(Dataset listings of figures)
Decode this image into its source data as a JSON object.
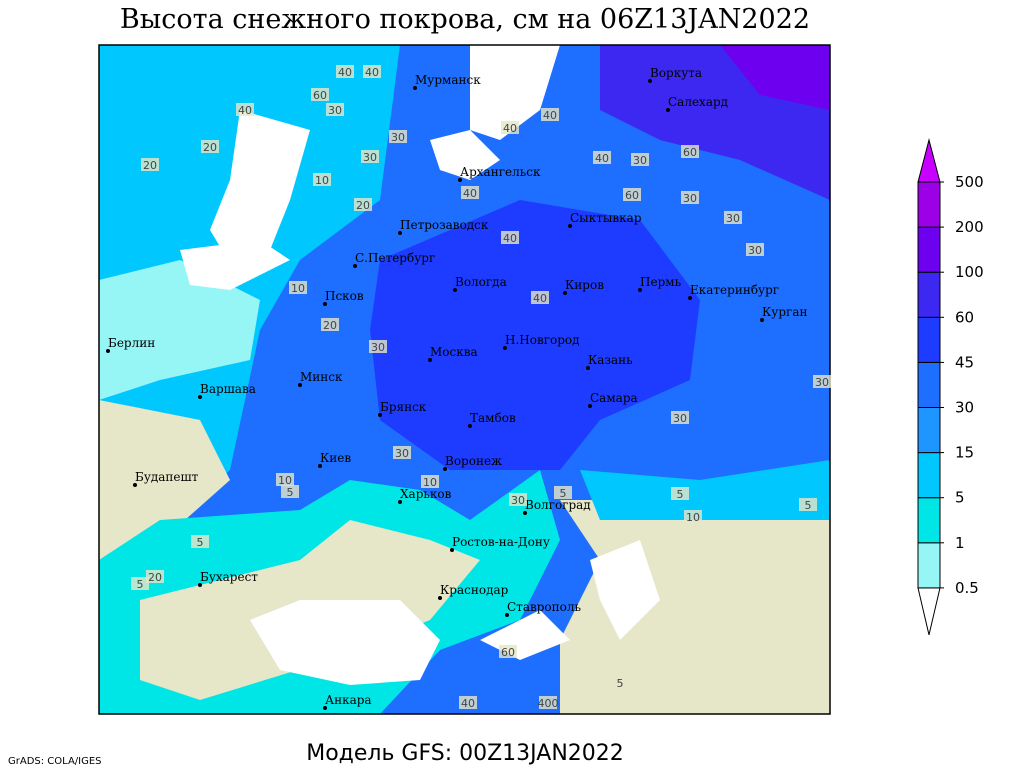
{
  "title": "Высота снежного покрова, см на 06Z13JAN2022",
  "footer": "Модель GFS: 00Z13JAN2022",
  "credit": "GrADS: COLA/IGES",
  "legend": {
    "levels": [
      0.5,
      1,
      5,
      15,
      30,
      45,
      60,
      100,
      200,
      500
    ],
    "colors": [
      "#ffffff",
      "#96f5f5",
      "#00e6e6",
      "#00c8ff",
      "#1e96ff",
      "#1e6eff",
      "#1e3cff",
      "#3c28f0",
      "#6e00f0",
      "#9b00e6",
      "#c800ff"
    ]
  },
  "cities": [
    "Мурманск",
    "Воркута",
    "Салехард",
    "Архангельск",
    "Петрозаводск",
    "Сыктывкар",
    "С.Петербург",
    "Псков",
    "Вологда",
    "Киров",
    "Пермь",
    "Екатеринбург",
    "Курган",
    "Берлин",
    "Москва",
    "Н.Новгород",
    "Казань",
    "Минск",
    "Варшава",
    "Брянск",
    "Тамбов",
    "Самара",
    "Киев",
    "Воронеж",
    "Будапешт",
    "Харьков",
    "Волгоград",
    "Ростов-на-Дону",
    "Бухарест",
    "Краснодар",
    "Ставрополь",
    "Анкара"
  ],
  "contour_labels": [
    "40",
    "40",
    "60",
    "30",
    "40",
    "20",
    "20",
    "10",
    "20",
    "30",
    "40",
    "40",
    "30",
    "60",
    "40",
    "30",
    "60",
    "40",
    "30",
    "10",
    "20",
    "30",
    "40",
    "40",
    "30",
    "30",
    "30",
    "30",
    "10",
    "5",
    "30",
    "10",
    "5",
    "5",
    "20",
    "5",
    "60",
    "40",
    "400",
    "5",
    "5",
    "10",
    "5",
    "30"
  ]
}
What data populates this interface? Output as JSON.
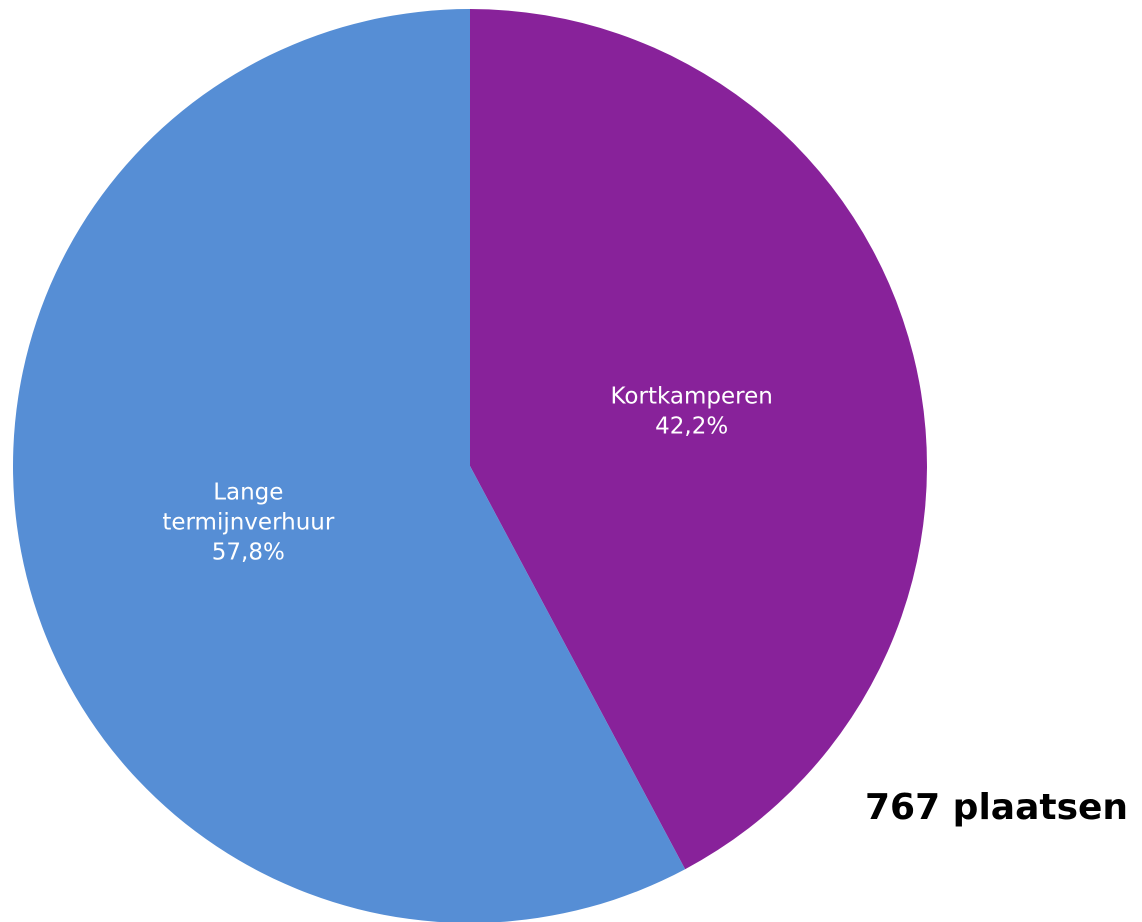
{
  "chart_data": {
    "type": "pie",
    "slices": [
      {
        "name": "Kortkamperen",
        "label_lines": [
          "Kortkamperen"
        ],
        "value": 42.2,
        "display_value": "42,2%",
        "color": "#88229a"
      },
      {
        "name": "Lange termijnverhuur",
        "label_lines": [
          "Lange",
          "termijnverhuur"
        ],
        "value": 57.8,
        "display_value": "57,8%",
        "color": "#568ed5"
      }
    ],
    "start_angle_deg": 0,
    "direction": "clockwise",
    "annotation": "767 plaatsen"
  }
}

**Exercise**
Find the line containing "What data populates" in the listing above. Restate it and every line after it, word for word, through the final line, leaving out the pictures.

**Result of this task**
What data populates this interface? Output as JSON.
{
  "chart_data": {
    "type": "pie",
    "slices": [
      {
        "name": "Kortkamperen",
        "label_lines": [
          "Kortkamperen"
        ],
        "value": 42.2,
        "display_value": "42,2%",
        "color": "#88229a"
      },
      {
        "name": "Lange termijnverhuur",
        "label_lines": [
          "Lange",
          "termijnverhuur"
        ],
        "value": 57.8,
        "display_value": "57,8%",
        "color": "#568ed5"
      }
    ],
    "start_angle_deg": 0,
    "direction": "clockwise",
    "annotation": "767 plaatsen"
  }
}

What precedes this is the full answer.